### Problem to work on
Make an exact transcription of the material, leaving out all images.

───

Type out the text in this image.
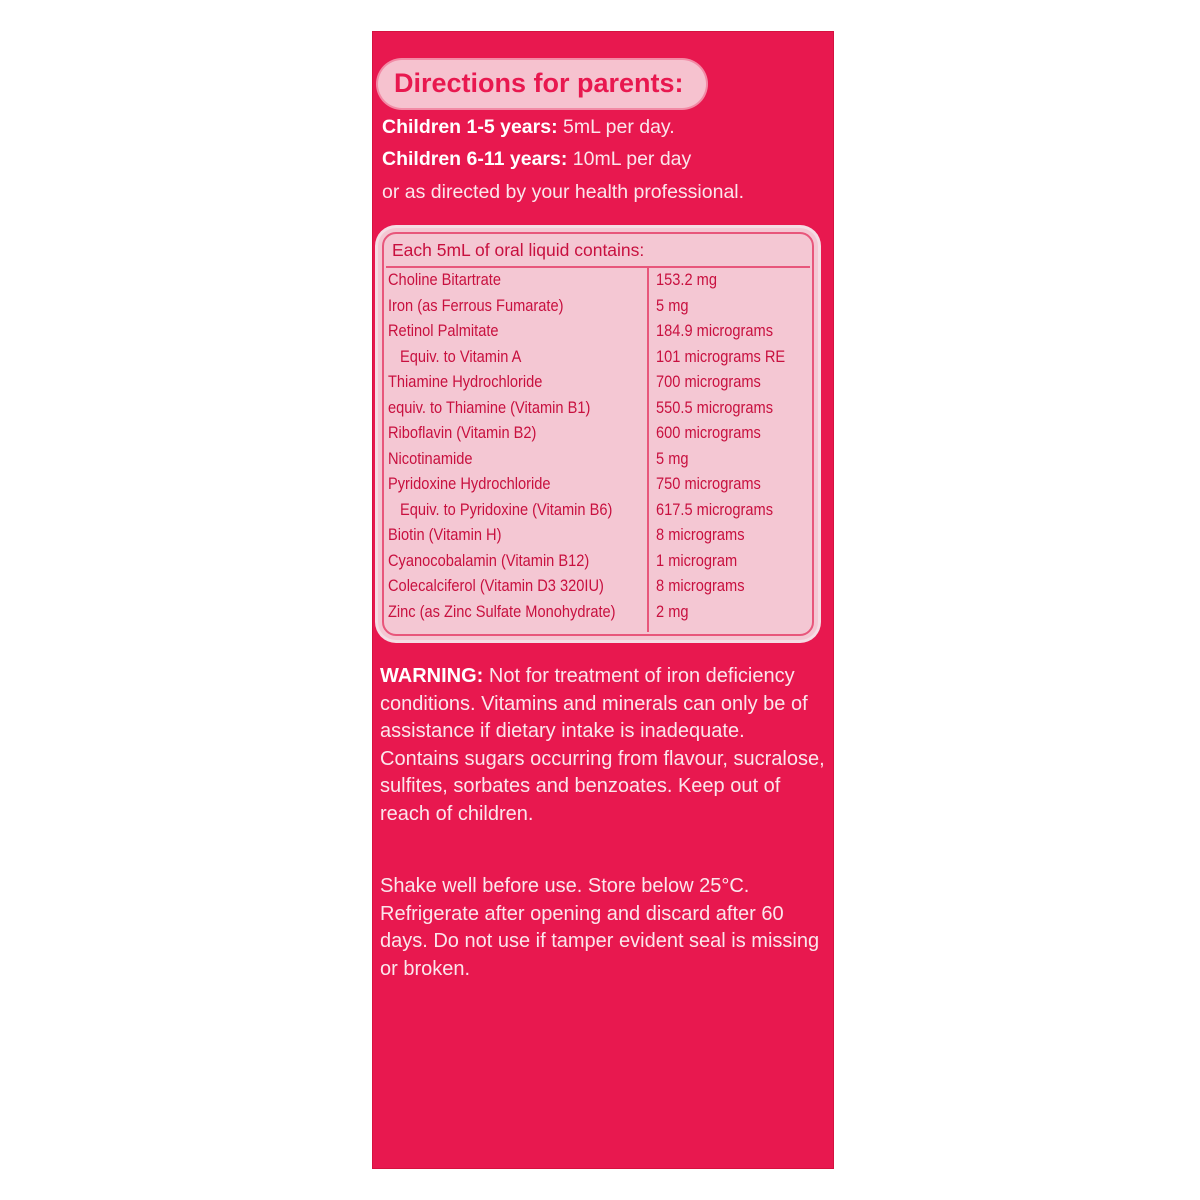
Directions for parents:
Children 1-5 years: 5mL per day.
Children 6-11 years: 10mL per day
or as directed by your health professional.
Each 5mL of oral liquid contains:
Choline Bitartrate	153.2 mg
Iron (as Ferrous Fumarate)	5 mg
Retinol Palmitate	184.9 micrograms
Equiv. to Vitamin A	101 micrograms RE
Thiamine Hydrochloride	700 micrograms
equiv. to Thiamine (Vitamin B1)	550.5 micrograms
Riboflavin (Vitamin B2)	600 micrograms
Nicotinamide	5 mg
Pyridoxine Hydrochloride	750 micrograms
Equiv. to Pyridoxine (Vitamin B6)	617.5 micrograms
Biotin (Vitamin H)	8 micrograms
Cyanocobalamin (Vitamin B12)	1 microgram
Colecalciferol (Vitamin D3 320IU)	8 micrograms
Zinc (as Zinc Sulfate Monohydrate) 2 mg
WARNING: Not for treatment of iron deficiency conditions. Vitamins and minerals can only be of assistance if dietary intake is inadequate. Contains sugars occurring from flavour, sucralose, sulfites, sorbates and benzoates. Keep out of reach of children.
Shake well before use. Store below 25°C. Refrigerate after opening and discard after 60 days. Do not use if tamper evident seal is missing or broken.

───

### Written response
Type out the text in this image.
Directions for parents:
Children 1-5 years: 5mL per day.
Children 6-11 years: 10mL per day
or as directed by your health professional.
Each 5mL of oral liquid contains:
Choline Bitartrate	153.2 mg
Iron (as Ferrous Fumarate)	5 mg
Retinol Palmitate	184.9 micrograms
Equiv. to Vitamin A	101 micrograms RE
Thiamine Hydrochloride	700 micrograms
equiv. to Thiamine (Vitamin B1)	550.5 micrograms
Riboflavin (Vitamin B2)	600 micrograms
Nicotinamide	5 mg
Pyridoxine Hydrochloride	750 micrograms
Equiv. to Pyridoxine (Vitamin B6)	617.5 micrograms
Biotin (Vitamin H)	8 micrograms
Cyanocobalamin (Vitamin B12)	1 microgram
Colecalciferol (Vitamin D3 320IU)	8 micrograms
Zinc (as Zinc Sulfate Monohydrate) 2 mg
WARNING: Not for treatment of iron deficiency conditions. Vitamins and minerals can only be of assistance if dietary intake is inadequate. Contains sugars occurring from flavour, sucralose, sulfites, sorbates and benzoates. Keep out of reach of children.
Shake well before use. Store below 25°C. Refrigerate after opening and discard after 60 days. Do not use if tamper evident seal is missing or broken.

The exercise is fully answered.